EXERCISE DETAILS >>
Exact copies of all the records are to be output.

DATA SHOWN >>
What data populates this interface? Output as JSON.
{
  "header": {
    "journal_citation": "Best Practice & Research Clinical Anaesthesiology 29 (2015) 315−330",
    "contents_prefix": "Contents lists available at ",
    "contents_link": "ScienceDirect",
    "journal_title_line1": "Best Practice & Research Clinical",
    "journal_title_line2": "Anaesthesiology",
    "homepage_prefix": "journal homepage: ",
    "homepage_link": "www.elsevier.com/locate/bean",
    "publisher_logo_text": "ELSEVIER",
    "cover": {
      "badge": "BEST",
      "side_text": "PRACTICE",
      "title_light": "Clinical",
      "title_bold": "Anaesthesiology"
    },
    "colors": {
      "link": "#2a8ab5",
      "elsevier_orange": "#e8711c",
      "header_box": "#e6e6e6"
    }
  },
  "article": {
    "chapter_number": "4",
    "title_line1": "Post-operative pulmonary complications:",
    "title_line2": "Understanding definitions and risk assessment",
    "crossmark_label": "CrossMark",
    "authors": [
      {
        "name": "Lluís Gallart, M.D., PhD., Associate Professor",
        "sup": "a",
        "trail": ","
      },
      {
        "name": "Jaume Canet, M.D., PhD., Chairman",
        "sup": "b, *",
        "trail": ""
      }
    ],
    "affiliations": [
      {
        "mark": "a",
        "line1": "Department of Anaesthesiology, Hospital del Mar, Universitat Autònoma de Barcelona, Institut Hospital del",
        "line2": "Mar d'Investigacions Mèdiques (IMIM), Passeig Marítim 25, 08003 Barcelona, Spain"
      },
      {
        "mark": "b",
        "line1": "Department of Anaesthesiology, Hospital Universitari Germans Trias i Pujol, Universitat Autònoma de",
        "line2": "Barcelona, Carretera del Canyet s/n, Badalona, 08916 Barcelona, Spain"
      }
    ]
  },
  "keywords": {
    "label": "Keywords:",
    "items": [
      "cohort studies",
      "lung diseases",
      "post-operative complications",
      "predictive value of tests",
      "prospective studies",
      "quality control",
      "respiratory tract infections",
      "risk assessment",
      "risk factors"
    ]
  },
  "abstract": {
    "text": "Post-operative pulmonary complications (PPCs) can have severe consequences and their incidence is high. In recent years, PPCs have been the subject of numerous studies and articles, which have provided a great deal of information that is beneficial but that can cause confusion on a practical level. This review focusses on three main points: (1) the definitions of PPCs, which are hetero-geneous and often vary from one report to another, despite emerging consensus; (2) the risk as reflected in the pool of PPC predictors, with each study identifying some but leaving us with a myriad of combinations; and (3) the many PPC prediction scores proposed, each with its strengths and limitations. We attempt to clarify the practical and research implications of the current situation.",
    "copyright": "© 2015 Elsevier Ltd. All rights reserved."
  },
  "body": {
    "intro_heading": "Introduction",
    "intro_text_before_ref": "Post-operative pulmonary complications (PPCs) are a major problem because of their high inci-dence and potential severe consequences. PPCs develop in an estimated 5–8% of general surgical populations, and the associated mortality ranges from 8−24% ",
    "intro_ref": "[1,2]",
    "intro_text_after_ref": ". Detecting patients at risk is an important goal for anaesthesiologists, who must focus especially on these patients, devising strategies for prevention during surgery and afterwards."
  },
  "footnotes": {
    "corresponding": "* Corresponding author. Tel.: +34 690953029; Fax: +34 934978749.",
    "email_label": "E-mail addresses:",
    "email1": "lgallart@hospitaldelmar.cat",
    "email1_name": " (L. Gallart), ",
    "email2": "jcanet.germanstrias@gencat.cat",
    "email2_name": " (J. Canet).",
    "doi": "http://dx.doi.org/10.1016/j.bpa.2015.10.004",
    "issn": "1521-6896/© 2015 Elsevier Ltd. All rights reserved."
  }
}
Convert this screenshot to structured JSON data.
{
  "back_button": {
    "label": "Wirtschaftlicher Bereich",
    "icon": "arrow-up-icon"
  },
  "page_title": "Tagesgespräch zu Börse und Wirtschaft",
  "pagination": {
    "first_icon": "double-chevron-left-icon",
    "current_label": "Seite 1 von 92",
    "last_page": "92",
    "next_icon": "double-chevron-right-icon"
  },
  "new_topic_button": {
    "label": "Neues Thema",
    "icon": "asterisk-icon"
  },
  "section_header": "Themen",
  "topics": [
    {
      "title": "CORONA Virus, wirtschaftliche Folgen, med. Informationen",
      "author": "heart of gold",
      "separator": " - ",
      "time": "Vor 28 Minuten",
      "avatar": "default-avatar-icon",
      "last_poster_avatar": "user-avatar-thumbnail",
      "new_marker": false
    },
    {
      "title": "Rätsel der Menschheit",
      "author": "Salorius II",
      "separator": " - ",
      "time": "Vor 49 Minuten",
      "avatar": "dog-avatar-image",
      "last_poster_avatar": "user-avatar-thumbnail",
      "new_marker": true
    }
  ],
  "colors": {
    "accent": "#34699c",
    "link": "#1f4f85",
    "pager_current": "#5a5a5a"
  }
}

RESULT OF THE EXERCISE >>
What data populates this interface? Output as JSON.
{
  "header": {
    "journal_citation": "Best Practice & Research Clinical Anaesthesiology 29 (2015) 315−330",
    "contents_prefix": "Contents lists available at ",
    "contents_link": "ScienceDirect",
    "journal_title_line1": "Best Practice & Research Clinical",
    "journal_title_line2": "Anaesthesiology",
    "homepage_prefix": "journal homepage: ",
    "homepage_link": "www.elsevier.com/locate/bean",
    "publisher_logo_text": "ELSEVIER",
    "cover": {
      "badge": "BEST",
      "side_text": "PRACTICE",
      "title_light": "Clinical",
      "title_bold": "Anaesthesiology"
    },
    "colors": {
      "link": "#2a8ab5",
      "elsevier_orange": "#e8711c",
      "header_box": "#e6e6e6"
    }
  },
  "article": {
    "chapter_number": "4",
    "title_line1": "Post-operative pulmonary complications:",
    "title_line2": "Understanding definitions and risk assessment",
    "crossmark_label": "CrossMark",
    "authors": [
      {
        "name": "Lluís Gallart, M.D., PhD., Associate Professor",
        "sup": "a",
        "trail": ","
      },
      {
        "name": "Jaume Canet, M.D., PhD., Chairman",
        "sup": "b, *",
        "trail": ""
      }
    ],
    "affiliations": [
      {
        "mark": "a",
        "line1": "Department of Anaesthesiology, Hospital del Mar, Universitat Autònoma de Barcelona, Institut Hospital del",
        "line2": "Mar d'Investigacions Mèdiques (IMIM), Passeig Marítim 25, 08003 Barcelona, Spain"
      },
      {
        "mark": "b",
        "line1": "Department of Anaesthesiology, Hospital Universitari Germans Trias i Pujol, Universitat Autònoma de",
        "line2": "Barcelona, Carretera del Canyet s/n, Badalona, 08916 Barcelona, Spain"
      }
    ]
  },
  "keywords": {
    "label": "Keywords:",
    "items": [
      "cohort studies",
      "lung diseases",
      "post-operative complications",
      "predictive value of tests",
      "prospective studies",
      "quality control",
      "respiratory tract infections",
      "risk assessment",
      "risk factors"
    ]
  },
  "abstract": {
    "text": "Post-operative pulmonary complications (PPCs) can have severe consequences and their incidence is high. In recent years, PPCs have been the subject of numerous studies and articles, which have provided a great deal of information that is beneficial but that can cause confusion on a practical level. This review focusses on three main points: (1) the definitions of PPCs, which are hetero-geneous and often vary from one report to another, despite emerging consensus; (2) the risk as reflected in the pool of PPC predictors, with each study identifying some but leaving us with a myriad of combinations; and (3) the many PPC prediction scores proposed, each with its strengths and limitations. We attempt to clarify the practical and research implications of the current situation.",
    "copyright": "© 2015 Elsevier Ltd. All rights reserved."
  },
  "body": {
    "intro_heading": "Introduction",
    "intro_text_before_ref": "Post-operative pulmonary complications (PPCs) are a major problem because of their high inci-dence and potential severe consequences. PPCs develop in an estimated 5–8% of general surgical populations, and the associated mortality ranges from 8−24% ",
    "intro_ref": "[1,2]",
    "intro_text_after_ref": ". Detecting patients at risk is an important goal for anaesthesiologists, who must focus especially on these patients, devising strategies for prevention during surgery and afterwards."
  },
  "footnotes": {
    "corresponding": "* Corresponding author. Tel.: +34 690953029; Fax: +34 934978749.",
    "email_label": "E-mail addresses:",
    "email1": "lgallart@hospitaldelmar.cat",
    "email1_name": " (L. Gallart), ",
    "email2": "jcanet.germanstrias@gencat.cat",
    "email2_name": " (J. Canet).",
    "doi": "http://dx.doi.org/10.1016/j.bpa.2015.10.004",
    "issn": "1521-6896/© 2015 Elsevier Ltd. All rights reserved."
  }
}
Convert this screenshot to structured JSON data.
{
  "back_button": {
    "label": "Wirtschaftlicher Bereich",
    "icon": "arrow-up-icon"
  },
  "page_title": "Tagesgespräch zu Börse und Wirtschaft",
  "pagination": {
    "first_icon": "double-chevron-left-icon",
    "current_label": "Seite 1 von 92",
    "last_page": "92",
    "next_icon": "double-chevron-right-icon"
  },
  "new_topic_button": {
    "label": "Neues Thema",
    "icon": "asterisk-icon"
  },
  "section_header": "Themen",
  "topics": [
    {
      "title": "CORONA Virus, wirtschaftliche Folgen, med. Informationen",
      "author": "heart of gold",
      "separator": " - ",
      "time": "Vor 28 Minuten",
      "avatar": "default-avatar-icon",
      "last_poster_avatar": "user-avatar-thumbnail",
      "new_marker": false
    },
    {
      "title": "Rätsel der Menschheit",
      "author": "Salorius II",
      "separator": " - ",
      "time": "Vor 49 Minuten",
      "avatar": "dog-avatar-image",
      "last_poster_avatar": "user-avatar-thumbnail",
      "new_marker": true
    }
  ],
  "colors": {
    "accent": "#34699c",
    "link": "#1f4f85",
    "pager_current": "#5a5a5a"
  }
}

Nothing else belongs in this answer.